→ **Objective**: Each record below should be repeated precisely as written.
* * * *
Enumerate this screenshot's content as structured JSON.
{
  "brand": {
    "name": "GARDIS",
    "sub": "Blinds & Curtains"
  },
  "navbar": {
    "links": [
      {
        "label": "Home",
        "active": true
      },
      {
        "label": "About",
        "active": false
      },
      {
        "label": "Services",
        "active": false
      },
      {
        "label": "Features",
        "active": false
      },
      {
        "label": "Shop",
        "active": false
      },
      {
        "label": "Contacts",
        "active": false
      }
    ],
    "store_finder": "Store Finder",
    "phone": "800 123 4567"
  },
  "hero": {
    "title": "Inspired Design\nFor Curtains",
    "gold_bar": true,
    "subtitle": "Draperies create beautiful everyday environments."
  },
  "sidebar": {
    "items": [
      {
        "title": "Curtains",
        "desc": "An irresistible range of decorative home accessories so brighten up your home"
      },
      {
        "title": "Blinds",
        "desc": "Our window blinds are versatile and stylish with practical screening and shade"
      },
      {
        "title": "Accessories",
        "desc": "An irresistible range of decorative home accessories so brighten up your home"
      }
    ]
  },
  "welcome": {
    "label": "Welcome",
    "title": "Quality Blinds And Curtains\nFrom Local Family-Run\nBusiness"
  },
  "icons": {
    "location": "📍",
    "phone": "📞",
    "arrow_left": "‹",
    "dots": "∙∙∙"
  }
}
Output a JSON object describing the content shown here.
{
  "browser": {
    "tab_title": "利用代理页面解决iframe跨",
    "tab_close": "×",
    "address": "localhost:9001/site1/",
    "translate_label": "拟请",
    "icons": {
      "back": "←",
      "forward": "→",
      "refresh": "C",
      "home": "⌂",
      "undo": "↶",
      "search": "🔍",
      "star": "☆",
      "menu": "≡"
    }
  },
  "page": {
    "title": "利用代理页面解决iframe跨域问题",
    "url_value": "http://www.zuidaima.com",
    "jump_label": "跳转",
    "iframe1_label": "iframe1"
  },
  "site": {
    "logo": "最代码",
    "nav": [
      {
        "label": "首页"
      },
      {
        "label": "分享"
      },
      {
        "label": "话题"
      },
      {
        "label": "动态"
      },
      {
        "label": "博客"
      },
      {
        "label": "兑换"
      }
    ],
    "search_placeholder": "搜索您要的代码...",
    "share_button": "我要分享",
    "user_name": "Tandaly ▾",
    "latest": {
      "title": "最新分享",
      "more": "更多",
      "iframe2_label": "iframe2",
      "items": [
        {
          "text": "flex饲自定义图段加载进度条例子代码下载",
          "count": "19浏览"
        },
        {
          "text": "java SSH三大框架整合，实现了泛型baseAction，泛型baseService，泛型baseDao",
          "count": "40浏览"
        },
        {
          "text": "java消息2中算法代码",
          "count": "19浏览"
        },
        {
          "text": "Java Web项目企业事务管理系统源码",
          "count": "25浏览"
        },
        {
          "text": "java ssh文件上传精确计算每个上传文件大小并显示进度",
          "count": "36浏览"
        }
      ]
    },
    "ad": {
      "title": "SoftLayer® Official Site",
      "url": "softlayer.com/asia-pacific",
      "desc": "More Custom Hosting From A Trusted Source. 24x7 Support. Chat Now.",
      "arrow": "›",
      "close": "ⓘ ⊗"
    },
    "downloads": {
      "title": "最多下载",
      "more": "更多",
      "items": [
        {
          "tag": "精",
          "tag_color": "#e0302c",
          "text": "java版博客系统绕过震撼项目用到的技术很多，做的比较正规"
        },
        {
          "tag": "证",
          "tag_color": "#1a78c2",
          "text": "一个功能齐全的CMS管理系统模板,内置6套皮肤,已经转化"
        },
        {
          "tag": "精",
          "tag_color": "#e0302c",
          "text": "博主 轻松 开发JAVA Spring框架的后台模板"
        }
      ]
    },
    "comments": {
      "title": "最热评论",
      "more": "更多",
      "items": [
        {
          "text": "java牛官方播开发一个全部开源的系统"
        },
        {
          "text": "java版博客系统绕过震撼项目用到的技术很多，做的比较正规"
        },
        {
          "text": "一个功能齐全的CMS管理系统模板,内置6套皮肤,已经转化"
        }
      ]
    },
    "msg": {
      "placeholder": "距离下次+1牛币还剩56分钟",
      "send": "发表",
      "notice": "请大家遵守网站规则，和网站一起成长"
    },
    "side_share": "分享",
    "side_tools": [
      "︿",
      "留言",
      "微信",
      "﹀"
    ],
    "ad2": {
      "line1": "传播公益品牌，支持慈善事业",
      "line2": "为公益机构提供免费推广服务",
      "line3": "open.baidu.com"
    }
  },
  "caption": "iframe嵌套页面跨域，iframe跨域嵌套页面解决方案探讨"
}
* * * *
→ **The answer**:
Enumerate this screenshot's content as structured JSON.
{
  "brand": {
    "name": "GARDIS",
    "sub": "Blinds & Curtains"
  },
  "navbar": {
    "links": [
      {
        "label": "Home",
        "active": true
      },
      {
        "label": "About",
        "active": false
      },
      {
        "label": "Services",
        "active": false
      },
      {
        "label": "Features",
        "active": false
      },
      {
        "label": "Shop",
        "active": false
      },
      {
        "label": "Contacts",
        "active": false
      }
    ],
    "store_finder": "Store Finder",
    "phone": "800 123 4567"
  },
  "hero": {
    "title": "Inspired Design\nFor Curtains",
    "gold_bar": true,
    "subtitle": "Draperies create beautiful everyday environments."
  },
  "sidebar": {
    "items": [
      {
        "title": "Curtains",
        "desc": "An irresistible range of decorative home accessories so brighten up your home"
      },
      {
        "title": "Blinds",
        "desc": "Our window blinds are versatile and stylish with practical screening and shade"
      },
      {
        "title": "Accessories",
        "desc": "An irresistible range of decorative home accessories so brighten up your home"
      }
    ]
  },
  "welcome": {
    "label": "Welcome",
    "title": "Quality Blinds And Curtains\nFrom Local Family-Run\nBusiness"
  },
  "icons": {
    "location": "📍",
    "phone": "📞",
    "arrow_left": "‹",
    "dots": "∙∙∙"
  }
}
Output a JSON object describing the content shown here.
{
  "browser": {
    "tab_title": "利用代理页面解决iframe跨",
    "tab_close": "×",
    "address": "localhost:9001/site1/",
    "translate_label": "拟请",
    "icons": {
      "back": "←",
      "forward": "→",
      "refresh": "C",
      "home": "⌂",
      "undo": "↶",
      "search": "🔍",
      "star": "☆",
      "menu": "≡"
    }
  },
  "page": {
    "title": "利用代理页面解决iframe跨域问题",
    "url_value": "http://www.zuidaima.com",
    "jump_label": "跳转",
    "iframe1_label": "iframe1"
  },
  "site": {
    "logo": "最代码",
    "nav": [
      {
        "label": "首页"
      },
      {
        "label": "分享"
      },
      {
        "label": "话题"
      },
      {
        "label": "动态"
      },
      {
        "label": "博客"
      },
      {
        "label": "兑换"
      }
    ],
    "search_placeholder": "搜索您要的代码...",
    "share_button": "我要分享",
    "user_name": "Tandaly ▾",
    "latest": {
      "title": "最新分享",
      "more": "更多",
      "iframe2_label": "iframe2",
      "items": [
        {
          "text": "flex饲自定义图段加载进度条例子代码下载",
          "count": "19浏览"
        },
        {
          "text": "java SSH三大框架整合，实现了泛型baseAction，泛型baseService，泛型baseDao",
          "count": "40浏览"
        },
        {
          "text": "java消息2中算法代码",
          "count": "19浏览"
        },
        {
          "text": "Java Web项目企业事务管理系统源码",
          "count": "25浏览"
        },
        {
          "text": "java ssh文件上传精确计算每个上传文件大小并显示进度",
          "count": "36浏览"
        }
      ]
    },
    "ad": {
      "title": "SoftLayer® Official Site",
      "url": "softlayer.com/asia-pacific",
      "desc": "More Custom Hosting From A Trusted Source. 24x7 Support. Chat Now.",
      "arrow": "›",
      "close": "ⓘ ⊗"
    },
    "downloads": {
      "title": "最多下载",
      "more": "更多",
      "items": [
        {
          "tag": "精",
          "tag_color": "#e0302c",
          "text": "java版博客系统绕过震撼项目用到的技术很多，做的比较正规"
        },
        {
          "tag": "证",
          "tag_color": "#1a78c2",
          "text": "一个功能齐全的CMS管理系统模板,内置6套皮肤,已经转化"
        },
        {
          "tag": "精",
          "tag_color": "#e0302c",
          "text": "博主 轻松 开发JAVA Spring框架的后台模板"
        }
      ]
    },
    "comments": {
      "title": "最热评论",
      "more": "更多",
      "items": [
        {
          "text": "java牛官方播开发一个全部开源的系统"
        },
        {
          "text": "java版博客系统绕过震撼项目用到的技术很多，做的比较正规"
        },
        {
          "text": "一个功能齐全的CMS管理系统模板,内置6套皮肤,已经转化"
        }
      ]
    },
    "msg": {
      "placeholder": "距离下次+1牛币还剩56分钟",
      "send": "发表",
      "notice": "请大家遵守网站规则，和网站一起成长"
    },
    "side_share": "分享",
    "side_tools": [
      "︿",
      "留言",
      "微信",
      "﹀"
    ],
    "ad2": {
      "line1": "传播公益品牌，支持慈善事业",
      "line2": "为公益机构提供免费推广服务",
      "line3": "open.baidu.com"
    }
  },
  "caption": "iframe嵌套页面跨域，iframe跨域嵌套页面解决方案探讨"
}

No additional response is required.